Rows from a figure dataset:
=-=-=-=-=

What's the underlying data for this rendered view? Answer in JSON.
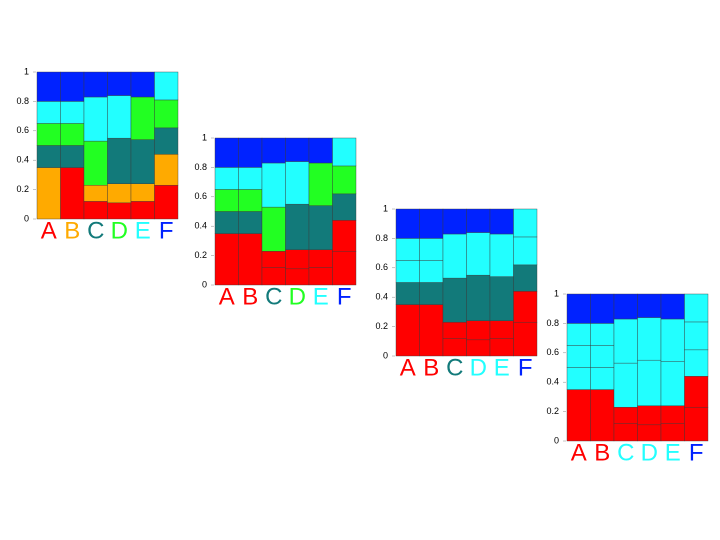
{
  "chart_data": [
    {
      "type": "bar",
      "stacked": true,
      "categories": [
        "A",
        "B",
        "C",
        "D",
        "E",
        "F"
      ],
      "category_colors": [
        "#ff0000",
        "#ffaa00",
        "#127a7a",
        "#22ff22",
        "#22ffff",
        "#0022ff"
      ],
      "ylim": [
        0,
        1
      ],
      "yticks": [
        0,
        0.2,
        0.4,
        0.6,
        0.8,
        1
      ],
      "series": [
        {
          "values": [
            0.35,
            0.35,
            0.12,
            0.11,
            0.12,
            0.23
          ],
          "colors": [
            "#ffaa00",
            "#ff0000",
            "#ff0000",
            "#ff0000",
            "#ff0000",
            "#ff0000"
          ]
        },
        {
          "values": [
            0.15,
            0.15,
            0.11,
            0.13,
            0.12,
            0.21
          ],
          "colors": [
            "#127a7a",
            "#127a7a",
            "#ffaa00",
            "#ffaa00",
            "#ffaa00",
            "#ffaa00"
          ]
        },
        {
          "values": [
            0.15,
            0.15,
            0.3,
            0.31,
            0.3,
            0.18
          ],
          "colors": [
            "#22ff22",
            "#22ff22",
            "#22ff22",
            "#127a7a",
            "#127a7a",
            "#127a7a"
          ]
        },
        {
          "values": [
            0.15,
            0.15,
            0.3,
            0.29,
            0.29,
            0.19
          ],
          "colors": [
            "#22ffff",
            "#22ffff",
            "#22ffff",
            "#22ffff",
            "#22ff22",
            "#22ff22"
          ]
        },
        {
          "values": [
            0.2,
            0.2,
            0.17,
            0.16,
            0.17,
            0.19
          ],
          "colors": [
            "#0022ff",
            "#0022ff",
            "#0022ff",
            "#0022ff",
            "#0022ff",
            "#22ffff"
          ]
        }
      ]
    },
    {
      "type": "bar",
      "stacked": true,
      "categories": [
        "A",
        "B",
        "C",
        "D",
        "E",
        "F"
      ],
      "category_colors": [
        "#ff0000",
        "#ff0000",
        "#127a7a",
        "#22ff22",
        "#22ffff",
        "#0022ff"
      ],
      "ylim": [
        0,
        1
      ],
      "yticks": [
        0,
        0.2,
        0.4,
        0.6,
        0.8,
        1
      ],
      "series": [
        {
          "values": [
            0.35,
            0.35,
            0.12,
            0.11,
            0.12,
            0.23
          ],
          "colors": [
            "#ff0000",
            "#ff0000",
            "#ff0000",
            "#ff0000",
            "#ff0000",
            "#ff0000"
          ]
        },
        {
          "values": [
            0.15,
            0.15,
            0.11,
            0.13,
            0.12,
            0.21
          ],
          "colors": [
            "#127a7a",
            "#127a7a",
            "#ff0000",
            "#ff0000",
            "#ff0000",
            "#ff0000"
          ]
        },
        {
          "values": [
            0.15,
            0.15,
            0.3,
            0.31,
            0.3,
            0.18
          ],
          "colors": [
            "#22ff22",
            "#22ff22",
            "#22ff22",
            "#127a7a",
            "#127a7a",
            "#127a7a"
          ]
        },
        {
          "values": [
            0.15,
            0.15,
            0.3,
            0.29,
            0.29,
            0.19
          ],
          "colors": [
            "#22ffff",
            "#22ffff",
            "#22ffff",
            "#22ffff",
            "#22ff22",
            "#22ff22"
          ]
        },
        {
          "values": [
            0.2,
            0.2,
            0.17,
            0.16,
            0.17,
            0.19
          ],
          "colors": [
            "#0022ff",
            "#0022ff",
            "#0022ff",
            "#0022ff",
            "#0022ff",
            "#22ffff"
          ]
        }
      ]
    },
    {
      "type": "bar",
      "stacked": true,
      "categories": [
        "A",
        "B",
        "C",
        "D",
        "E",
        "F"
      ],
      "category_colors": [
        "#ff0000",
        "#ff0000",
        "#127a7a",
        "#22ffff",
        "#22ffff",
        "#0022ff"
      ],
      "ylim": [
        0,
        1
      ],
      "yticks": [
        0,
        0.2,
        0.4,
        0.6,
        0.8,
        1
      ],
      "series": [
        {
          "values": [
            0.35,
            0.35,
            0.12,
            0.11,
            0.12,
            0.23
          ],
          "colors": [
            "#ff0000",
            "#ff0000",
            "#ff0000",
            "#ff0000",
            "#ff0000",
            "#ff0000"
          ]
        },
        {
          "values": [
            0.15,
            0.15,
            0.11,
            0.13,
            0.12,
            0.21
          ],
          "colors": [
            "#127a7a",
            "#127a7a",
            "#ff0000",
            "#ff0000",
            "#ff0000",
            "#ff0000"
          ]
        },
        {
          "values": [
            0.15,
            0.15,
            0.3,
            0.31,
            0.3,
            0.18
          ],
          "colors": [
            "#22ffff",
            "#22ffff",
            "#127a7a",
            "#127a7a",
            "#127a7a",
            "#127a7a"
          ]
        },
        {
          "values": [
            0.15,
            0.15,
            0.3,
            0.29,
            0.29,
            0.19
          ],
          "colors": [
            "#22ffff",
            "#22ffff",
            "#22ffff",
            "#22ffff",
            "#22ffff",
            "#22ffff"
          ]
        },
        {
          "values": [
            0.2,
            0.2,
            0.17,
            0.16,
            0.17,
            0.19
          ],
          "colors": [
            "#0022ff",
            "#0022ff",
            "#0022ff",
            "#0022ff",
            "#0022ff",
            "#22ffff"
          ]
        }
      ]
    },
    {
      "type": "bar",
      "stacked": true,
      "categories": [
        "A",
        "B",
        "C",
        "D",
        "E",
        "F"
      ],
      "category_colors": [
        "#ff0000",
        "#ff0000",
        "#22ffff",
        "#22ffff",
        "#22ffff",
        "#0022ff"
      ],
      "ylim": [
        0,
        1
      ],
      "yticks": [
        0,
        0.2,
        0.4,
        0.6,
        0.8,
        1
      ],
      "series": [
        {
          "values": [
            0.35,
            0.35,
            0.12,
            0.11,
            0.12,
            0.23
          ],
          "colors": [
            "#ff0000",
            "#ff0000",
            "#ff0000",
            "#ff0000",
            "#ff0000",
            "#ff0000"
          ]
        },
        {
          "values": [
            0.15,
            0.15,
            0.11,
            0.13,
            0.12,
            0.21
          ],
          "colors": [
            "#22ffff",
            "#22ffff",
            "#ff0000",
            "#ff0000",
            "#ff0000",
            "#ff0000"
          ]
        },
        {
          "values": [
            0.15,
            0.15,
            0.3,
            0.31,
            0.3,
            0.18
          ],
          "colors": [
            "#22ffff",
            "#22ffff",
            "#22ffff",
            "#22ffff",
            "#22ffff",
            "#22ffff"
          ]
        },
        {
          "values": [
            0.15,
            0.15,
            0.3,
            0.29,
            0.29,
            0.19
          ],
          "colors": [
            "#22ffff",
            "#22ffff",
            "#22ffff",
            "#22ffff",
            "#22ffff",
            "#22ffff"
          ]
        },
        {
          "values": [
            0.2,
            0.2,
            0.17,
            0.16,
            0.17,
            0.19
          ],
          "colors": [
            "#0022ff",
            "#0022ff",
            "#0022ff",
            "#0022ff",
            "#0022ff",
            "#22ffff"
          ]
        }
      ]
    }
  ]
}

=-=-=-=-=

--- What the task asks ---
Leave the pictures out and write out every entry exactly as given.

--- Output below ---
What's the underlying data for this rendered view? Answer in JSON.
{
  "chart_data": [
    {
      "type": "bar",
      "stacked": true,
      "categories": [
        "A",
        "B",
        "C",
        "D",
        "E",
        "F"
      ],
      "category_colors": [
        "#ff0000",
        "#ffaa00",
        "#127a7a",
        "#22ff22",
        "#22ffff",
        "#0022ff"
      ],
      "ylim": [
        0,
        1
      ],
      "yticks": [
        0,
        0.2,
        0.4,
        0.6,
        0.8,
        1
      ],
      "series": [
        {
          "values": [
            0.35,
            0.35,
            0.12,
            0.11,
            0.12,
            0.23
          ],
          "colors": [
            "#ffaa00",
            "#ff0000",
            "#ff0000",
            "#ff0000",
            "#ff0000",
            "#ff0000"
          ]
        },
        {
          "values": [
            0.15,
            0.15,
            0.11,
            0.13,
            0.12,
            0.21
          ],
          "colors": [
            "#127a7a",
            "#127a7a",
            "#ffaa00",
            "#ffaa00",
            "#ffaa00",
            "#ffaa00"
          ]
        },
        {
          "values": [
            0.15,
            0.15,
            0.3,
            0.31,
            0.3,
            0.18
          ],
          "colors": [
            "#22ff22",
            "#22ff22",
            "#22ff22",
            "#127a7a",
            "#127a7a",
            "#127a7a"
          ]
        },
        {
          "values": [
            0.15,
            0.15,
            0.3,
            0.29,
            0.29,
            0.19
          ],
          "colors": [
            "#22ffff",
            "#22ffff",
            "#22ffff",
            "#22ffff",
            "#22ff22",
            "#22ff22"
          ]
        },
        {
          "values": [
            0.2,
            0.2,
            0.17,
            0.16,
            0.17,
            0.19
          ],
          "colors": [
            "#0022ff",
            "#0022ff",
            "#0022ff",
            "#0022ff",
            "#0022ff",
            "#22ffff"
          ]
        }
      ]
    },
    {
      "type": "bar",
      "stacked": true,
      "categories": [
        "A",
        "B",
        "C",
        "D",
        "E",
        "F"
      ],
      "category_colors": [
        "#ff0000",
        "#ff0000",
        "#127a7a",
        "#22ff22",
        "#22ffff",
        "#0022ff"
      ],
      "ylim": [
        0,
        1
      ],
      "yticks": [
        0,
        0.2,
        0.4,
        0.6,
        0.8,
        1
      ],
      "series": [
        {
          "values": [
            0.35,
            0.35,
            0.12,
            0.11,
            0.12,
            0.23
          ],
          "colors": [
            "#ff0000",
            "#ff0000",
            "#ff0000",
            "#ff0000",
            "#ff0000",
            "#ff0000"
          ]
        },
        {
          "values": [
            0.15,
            0.15,
            0.11,
            0.13,
            0.12,
            0.21
          ],
          "colors": [
            "#127a7a",
            "#127a7a",
            "#ff0000",
            "#ff0000",
            "#ff0000",
            "#ff0000"
          ]
        },
        {
          "values": [
            0.15,
            0.15,
            0.3,
            0.31,
            0.3,
            0.18
          ],
          "colors": [
            "#22ff22",
            "#22ff22",
            "#22ff22",
            "#127a7a",
            "#127a7a",
            "#127a7a"
          ]
        },
        {
          "values": [
            0.15,
            0.15,
            0.3,
            0.29,
            0.29,
            0.19
          ],
          "colors": [
            "#22ffff",
            "#22ffff",
            "#22ffff",
            "#22ffff",
            "#22ff22",
            "#22ff22"
          ]
        },
        {
          "values": [
            0.2,
            0.2,
            0.17,
            0.16,
            0.17,
            0.19
          ],
          "colors": [
            "#0022ff",
            "#0022ff",
            "#0022ff",
            "#0022ff",
            "#0022ff",
            "#22ffff"
          ]
        }
      ]
    },
    {
      "type": "bar",
      "stacked": true,
      "categories": [
        "A",
        "B",
        "C",
        "D",
        "E",
        "F"
      ],
      "category_colors": [
        "#ff0000",
        "#ff0000",
        "#127a7a",
        "#22ffff",
        "#22ffff",
        "#0022ff"
      ],
      "ylim": [
        0,
        1
      ],
      "yticks": [
        0,
        0.2,
        0.4,
        0.6,
        0.8,
        1
      ],
      "series": [
        {
          "values": [
            0.35,
            0.35,
            0.12,
            0.11,
            0.12,
            0.23
          ],
          "colors": [
            "#ff0000",
            "#ff0000",
            "#ff0000",
            "#ff0000",
            "#ff0000",
            "#ff0000"
          ]
        },
        {
          "values": [
            0.15,
            0.15,
            0.11,
            0.13,
            0.12,
            0.21
          ],
          "colors": [
            "#127a7a",
            "#127a7a",
            "#ff0000",
            "#ff0000",
            "#ff0000",
            "#ff0000"
          ]
        },
        {
          "values": [
            0.15,
            0.15,
            0.3,
            0.31,
            0.3,
            0.18
          ],
          "colors": [
            "#22ffff",
            "#22ffff",
            "#127a7a",
            "#127a7a",
            "#127a7a",
            "#127a7a"
          ]
        },
        {
          "values": [
            0.15,
            0.15,
            0.3,
            0.29,
            0.29,
            0.19
          ],
          "colors": [
            "#22ffff",
            "#22ffff",
            "#22ffff",
            "#22ffff",
            "#22ffff",
            "#22ffff"
          ]
        },
        {
          "values": [
            0.2,
            0.2,
            0.17,
            0.16,
            0.17,
            0.19
          ],
          "colors": [
            "#0022ff",
            "#0022ff",
            "#0022ff",
            "#0022ff",
            "#0022ff",
            "#22ffff"
          ]
        }
      ]
    },
    {
      "type": "bar",
      "stacked": true,
      "categories": [
        "A",
        "B",
        "C",
        "D",
        "E",
        "F"
      ],
      "category_colors": [
        "#ff0000",
        "#ff0000",
        "#22ffff",
        "#22ffff",
        "#22ffff",
        "#0022ff"
      ],
      "ylim": [
        0,
        1
      ],
      "yticks": [
        0,
        0.2,
        0.4,
        0.6,
        0.8,
        1
      ],
      "series": [
        {
          "values": [
            0.35,
            0.35,
            0.12,
            0.11,
            0.12,
            0.23
          ],
          "colors": [
            "#ff0000",
            "#ff0000",
            "#ff0000",
            "#ff0000",
            "#ff0000",
            "#ff0000"
          ]
        },
        {
          "values": [
            0.15,
            0.15,
            0.11,
            0.13,
            0.12,
            0.21
          ],
          "colors": [
            "#22ffff",
            "#22ffff",
            "#ff0000",
            "#ff0000",
            "#ff0000",
            "#ff0000"
          ]
        },
        {
          "values": [
            0.15,
            0.15,
            0.3,
            0.31,
            0.3,
            0.18
          ],
          "colors": [
            "#22ffff",
            "#22ffff",
            "#22ffff",
            "#22ffff",
            "#22ffff",
            "#22ffff"
          ]
        },
        {
          "values": [
            0.15,
            0.15,
            0.3,
            0.29,
            0.29,
            0.19
          ],
          "colors": [
            "#22ffff",
            "#22ffff",
            "#22ffff",
            "#22ffff",
            "#22ffff",
            "#22ffff"
          ]
        },
        {
          "values": [
            0.2,
            0.2,
            0.17,
            0.16,
            0.17,
            0.19
          ],
          "colors": [
            "#0022ff",
            "#0022ff",
            "#0022ff",
            "#0022ff",
            "#0022ff",
            "#22ffff"
          ]
        }
      ]
    }
  ]
}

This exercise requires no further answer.